▸ **Task requirements**: Would you output the whole listing below, exactly as it reads?

Structured figure records:
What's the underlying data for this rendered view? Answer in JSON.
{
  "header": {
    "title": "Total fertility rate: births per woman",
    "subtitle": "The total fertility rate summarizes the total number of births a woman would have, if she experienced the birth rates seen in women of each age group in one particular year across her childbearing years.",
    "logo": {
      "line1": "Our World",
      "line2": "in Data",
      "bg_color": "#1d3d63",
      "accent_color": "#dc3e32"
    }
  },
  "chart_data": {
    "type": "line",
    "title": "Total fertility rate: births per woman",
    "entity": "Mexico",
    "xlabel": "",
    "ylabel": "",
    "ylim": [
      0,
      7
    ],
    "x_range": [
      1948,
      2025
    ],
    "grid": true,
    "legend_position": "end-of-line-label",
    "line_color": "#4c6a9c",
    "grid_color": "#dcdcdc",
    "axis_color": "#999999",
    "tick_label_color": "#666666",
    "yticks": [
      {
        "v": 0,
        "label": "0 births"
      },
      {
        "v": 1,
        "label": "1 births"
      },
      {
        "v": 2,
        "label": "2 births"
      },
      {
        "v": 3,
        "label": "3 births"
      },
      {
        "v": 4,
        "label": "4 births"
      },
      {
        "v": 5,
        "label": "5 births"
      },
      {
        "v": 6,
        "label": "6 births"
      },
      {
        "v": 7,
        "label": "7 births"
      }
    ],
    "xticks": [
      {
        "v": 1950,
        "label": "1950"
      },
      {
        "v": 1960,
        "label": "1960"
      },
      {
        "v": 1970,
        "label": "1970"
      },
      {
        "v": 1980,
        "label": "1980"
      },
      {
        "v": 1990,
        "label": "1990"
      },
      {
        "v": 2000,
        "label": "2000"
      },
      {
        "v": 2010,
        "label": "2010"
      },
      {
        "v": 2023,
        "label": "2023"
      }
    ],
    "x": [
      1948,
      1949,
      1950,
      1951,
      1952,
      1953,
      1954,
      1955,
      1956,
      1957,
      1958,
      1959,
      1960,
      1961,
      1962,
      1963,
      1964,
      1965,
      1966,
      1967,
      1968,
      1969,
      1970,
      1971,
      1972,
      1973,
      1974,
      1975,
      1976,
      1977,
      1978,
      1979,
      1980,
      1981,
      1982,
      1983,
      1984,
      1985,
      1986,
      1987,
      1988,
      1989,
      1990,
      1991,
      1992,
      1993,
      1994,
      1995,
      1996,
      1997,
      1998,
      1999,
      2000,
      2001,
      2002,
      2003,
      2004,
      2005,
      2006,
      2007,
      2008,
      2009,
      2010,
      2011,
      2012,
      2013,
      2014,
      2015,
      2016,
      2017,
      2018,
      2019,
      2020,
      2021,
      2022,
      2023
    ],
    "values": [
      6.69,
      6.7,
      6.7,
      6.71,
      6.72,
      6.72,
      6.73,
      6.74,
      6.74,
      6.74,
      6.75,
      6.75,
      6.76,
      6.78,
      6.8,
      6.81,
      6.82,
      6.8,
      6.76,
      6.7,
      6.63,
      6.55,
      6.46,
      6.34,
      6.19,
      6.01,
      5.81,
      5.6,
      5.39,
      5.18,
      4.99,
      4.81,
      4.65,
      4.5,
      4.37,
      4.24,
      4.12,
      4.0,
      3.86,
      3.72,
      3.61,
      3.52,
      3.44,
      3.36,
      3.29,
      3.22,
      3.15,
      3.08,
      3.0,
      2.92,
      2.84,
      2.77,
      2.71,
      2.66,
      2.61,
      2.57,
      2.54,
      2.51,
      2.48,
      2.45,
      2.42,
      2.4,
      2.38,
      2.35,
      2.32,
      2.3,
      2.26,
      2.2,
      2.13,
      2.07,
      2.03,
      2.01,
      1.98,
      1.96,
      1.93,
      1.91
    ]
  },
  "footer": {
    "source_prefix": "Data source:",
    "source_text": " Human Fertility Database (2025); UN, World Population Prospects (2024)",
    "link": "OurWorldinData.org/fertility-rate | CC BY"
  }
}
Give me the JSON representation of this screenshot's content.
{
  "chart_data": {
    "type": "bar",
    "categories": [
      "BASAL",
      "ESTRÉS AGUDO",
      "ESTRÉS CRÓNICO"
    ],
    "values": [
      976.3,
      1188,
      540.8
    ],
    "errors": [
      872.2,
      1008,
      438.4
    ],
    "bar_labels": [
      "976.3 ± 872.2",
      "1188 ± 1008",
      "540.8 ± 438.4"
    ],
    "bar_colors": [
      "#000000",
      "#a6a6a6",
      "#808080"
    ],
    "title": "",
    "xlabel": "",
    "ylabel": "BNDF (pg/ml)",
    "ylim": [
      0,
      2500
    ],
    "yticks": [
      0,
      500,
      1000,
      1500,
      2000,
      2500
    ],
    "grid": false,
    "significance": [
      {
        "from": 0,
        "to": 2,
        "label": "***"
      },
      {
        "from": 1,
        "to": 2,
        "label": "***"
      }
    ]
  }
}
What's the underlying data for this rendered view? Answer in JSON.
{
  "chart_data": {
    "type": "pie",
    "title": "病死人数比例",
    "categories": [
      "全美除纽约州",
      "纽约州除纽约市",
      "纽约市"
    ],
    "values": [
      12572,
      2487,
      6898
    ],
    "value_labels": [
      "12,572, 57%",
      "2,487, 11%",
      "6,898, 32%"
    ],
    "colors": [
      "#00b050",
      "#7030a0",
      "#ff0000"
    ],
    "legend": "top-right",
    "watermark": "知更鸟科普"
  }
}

▸ **Solution below**:
What's the underlying data for this rendered view? Answer in JSON.
{
  "header": {
    "title": "Total fertility rate: births per woman",
    "subtitle": "The total fertility rate summarizes the total number of births a woman would have, if she experienced the birth rates seen in women of each age group in one particular year across her childbearing years.",
    "logo": {
      "line1": "Our World",
      "line2": "in Data",
      "bg_color": "#1d3d63",
      "accent_color": "#dc3e32"
    }
  },
  "chart_data": {
    "type": "line",
    "title": "Total fertility rate: births per woman",
    "entity": "Mexico",
    "xlabel": "",
    "ylabel": "",
    "ylim": [
      0,
      7
    ],
    "x_range": [
      1948,
      2025
    ],
    "grid": true,
    "legend_position": "end-of-line-label",
    "line_color": "#4c6a9c",
    "grid_color": "#dcdcdc",
    "axis_color": "#999999",
    "tick_label_color": "#666666",
    "yticks": [
      {
        "v": 0,
        "label": "0 births"
      },
      {
        "v": 1,
        "label": "1 births"
      },
      {
        "v": 2,
        "label": "2 births"
      },
      {
        "v": 3,
        "label": "3 births"
      },
      {
        "v": 4,
        "label": "4 births"
      },
      {
        "v": 5,
        "label": "5 births"
      },
      {
        "v": 6,
        "label": "6 births"
      },
      {
        "v": 7,
        "label": "7 births"
      }
    ],
    "xticks": [
      {
        "v": 1950,
        "label": "1950"
      },
      {
        "v": 1960,
        "label": "1960"
      },
      {
        "v": 1970,
        "label": "1970"
      },
      {
        "v": 1980,
        "label": "1980"
      },
      {
        "v": 1990,
        "label": "1990"
      },
      {
        "v": 2000,
        "label": "2000"
      },
      {
        "v": 2010,
        "label": "2010"
      },
      {
        "v": 2023,
        "label": "2023"
      }
    ],
    "x": [
      1948,
      1949,
      1950,
      1951,
      1952,
      1953,
      1954,
      1955,
      1956,
      1957,
      1958,
      1959,
      1960,
      1961,
      1962,
      1963,
      1964,
      1965,
      1966,
      1967,
      1968,
      1969,
      1970,
      1971,
      1972,
      1973,
      1974,
      1975,
      1976,
      1977,
      1978,
      1979,
      1980,
      1981,
      1982,
      1983,
      1984,
      1985,
      1986,
      1987,
      1988,
      1989,
      1990,
      1991,
      1992,
      1993,
      1994,
      1995,
      1996,
      1997,
      1998,
      1999,
      2000,
      2001,
      2002,
      2003,
      2004,
      2005,
      2006,
      2007,
      2008,
      2009,
      2010,
      2011,
      2012,
      2013,
      2014,
      2015,
      2016,
      2017,
      2018,
      2019,
      2020,
      2021,
      2022,
      2023
    ],
    "values": [
      6.69,
      6.7,
      6.7,
      6.71,
      6.72,
      6.72,
      6.73,
      6.74,
      6.74,
      6.74,
      6.75,
      6.75,
      6.76,
      6.78,
      6.8,
      6.81,
      6.82,
      6.8,
      6.76,
      6.7,
      6.63,
      6.55,
      6.46,
      6.34,
      6.19,
      6.01,
      5.81,
      5.6,
      5.39,
      5.18,
      4.99,
      4.81,
      4.65,
      4.5,
      4.37,
      4.24,
      4.12,
      4.0,
      3.86,
      3.72,
      3.61,
      3.52,
      3.44,
      3.36,
      3.29,
      3.22,
      3.15,
      3.08,
      3.0,
      2.92,
      2.84,
      2.77,
      2.71,
      2.66,
      2.61,
      2.57,
      2.54,
      2.51,
      2.48,
      2.45,
      2.42,
      2.4,
      2.38,
      2.35,
      2.32,
      2.3,
      2.26,
      2.2,
      2.13,
      2.07,
      2.03,
      2.01,
      1.98,
      1.96,
      1.93,
      1.91
    ]
  },
  "footer": {
    "source_prefix": "Data source:",
    "source_text": " Human Fertility Database (2025); UN, World Population Prospects (2024)",
    "link": "OurWorldinData.org/fertility-rate | CC BY"
  }
}
Give me the JSON representation of this screenshot's content.
{
  "chart_data": {
    "type": "bar",
    "categories": [
      "BASAL",
      "ESTRÉS AGUDO",
      "ESTRÉS CRÓNICO"
    ],
    "values": [
      976.3,
      1188,
      540.8
    ],
    "errors": [
      872.2,
      1008,
      438.4
    ],
    "bar_labels": [
      "976.3 ± 872.2",
      "1188 ± 1008",
      "540.8 ± 438.4"
    ],
    "bar_colors": [
      "#000000",
      "#a6a6a6",
      "#808080"
    ],
    "title": "",
    "xlabel": "",
    "ylabel": "BNDF (pg/ml)",
    "ylim": [
      0,
      2500
    ],
    "yticks": [
      0,
      500,
      1000,
      1500,
      2000,
      2500
    ],
    "grid": false,
    "significance": [
      {
        "from": 0,
        "to": 2,
        "label": "***"
      },
      {
        "from": 1,
        "to": 2,
        "label": "***"
      }
    ]
  }
}
What's the underlying data for this rendered view? Answer in JSON.
{
  "chart_data": {
    "type": "pie",
    "title": "病死人数比例",
    "categories": [
      "全美除纽约州",
      "纽约州除纽约市",
      "纽约市"
    ],
    "values": [
      12572,
      2487,
      6898
    ],
    "value_labels": [
      "12,572, 57%",
      "2,487, 11%",
      "6,898, 32%"
    ],
    "colors": [
      "#00b050",
      "#7030a0",
      "#ff0000"
    ],
    "legend": "top-right",
    "watermark": "知更鸟科普"
  }
}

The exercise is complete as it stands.